Lines of data:
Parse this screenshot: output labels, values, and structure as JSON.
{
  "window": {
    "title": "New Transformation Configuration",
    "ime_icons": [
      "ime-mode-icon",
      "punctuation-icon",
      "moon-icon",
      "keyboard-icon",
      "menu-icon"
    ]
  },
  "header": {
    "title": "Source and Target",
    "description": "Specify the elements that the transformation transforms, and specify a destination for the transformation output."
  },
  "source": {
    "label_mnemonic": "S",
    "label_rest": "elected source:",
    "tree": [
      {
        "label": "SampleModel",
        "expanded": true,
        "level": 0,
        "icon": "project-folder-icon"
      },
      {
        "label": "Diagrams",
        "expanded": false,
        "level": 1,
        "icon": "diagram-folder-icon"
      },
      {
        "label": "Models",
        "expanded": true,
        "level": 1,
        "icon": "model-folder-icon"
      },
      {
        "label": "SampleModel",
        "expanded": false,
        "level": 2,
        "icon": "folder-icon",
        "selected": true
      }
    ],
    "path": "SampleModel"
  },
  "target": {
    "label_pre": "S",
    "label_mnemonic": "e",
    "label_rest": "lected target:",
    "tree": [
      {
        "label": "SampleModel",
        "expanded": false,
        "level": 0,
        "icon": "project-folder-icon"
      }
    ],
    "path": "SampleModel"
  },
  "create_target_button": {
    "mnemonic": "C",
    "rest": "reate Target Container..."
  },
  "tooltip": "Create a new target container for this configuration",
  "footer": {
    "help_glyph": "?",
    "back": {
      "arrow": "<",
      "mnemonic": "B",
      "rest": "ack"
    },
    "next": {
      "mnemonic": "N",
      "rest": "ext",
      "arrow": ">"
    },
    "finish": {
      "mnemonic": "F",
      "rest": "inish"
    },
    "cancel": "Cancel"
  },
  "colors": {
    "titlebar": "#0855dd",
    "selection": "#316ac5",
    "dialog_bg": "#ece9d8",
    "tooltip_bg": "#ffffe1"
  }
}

§ TASK OBJECTIVE: Restate all of the entries exactly, please.

§ RESULT FOR THIS TASK:
Parse this screenshot: output labels, values, and structure as JSON.
{
  "window": {
    "title": "New Transformation Configuration",
    "ime_icons": [
      "ime-mode-icon",
      "punctuation-icon",
      "moon-icon",
      "keyboard-icon",
      "menu-icon"
    ]
  },
  "header": {
    "title": "Source and Target",
    "description": "Specify the elements that the transformation transforms, and specify a destination for the transformation output."
  },
  "source": {
    "label_mnemonic": "S",
    "label_rest": "elected source:",
    "tree": [
      {
        "label": "SampleModel",
        "expanded": true,
        "level": 0,
        "icon": "project-folder-icon"
      },
      {
        "label": "Diagrams",
        "expanded": false,
        "level": 1,
        "icon": "diagram-folder-icon"
      },
      {
        "label": "Models",
        "expanded": true,
        "level": 1,
        "icon": "model-folder-icon"
      },
      {
        "label": "SampleModel",
        "expanded": false,
        "level": 2,
        "icon": "folder-icon",
        "selected": true
      }
    ],
    "path": "SampleModel"
  },
  "target": {
    "label_pre": "S",
    "label_mnemonic": "e",
    "label_rest": "lected target:",
    "tree": [
      {
        "label": "SampleModel",
        "expanded": false,
        "level": 0,
        "icon": "project-folder-icon"
      }
    ],
    "path": "SampleModel"
  },
  "create_target_button": {
    "mnemonic": "C",
    "rest": "reate Target Container..."
  },
  "tooltip": "Create a new target container for this configuration",
  "footer": {
    "help_glyph": "?",
    "back": {
      "arrow": "<",
      "mnemonic": "B",
      "rest": "ack"
    },
    "next": {
      "mnemonic": "N",
      "rest": "ext",
      "arrow": ">"
    },
    "finish": {
      "mnemonic": "F",
      "rest": "inish"
    },
    "cancel": "Cancel"
  },
  "colors": {
    "titlebar": "#0855dd",
    "selection": "#316ac5",
    "dialog_bg": "#ece9d8",
    "tooltip_bg": "#ffffe1"
  }
}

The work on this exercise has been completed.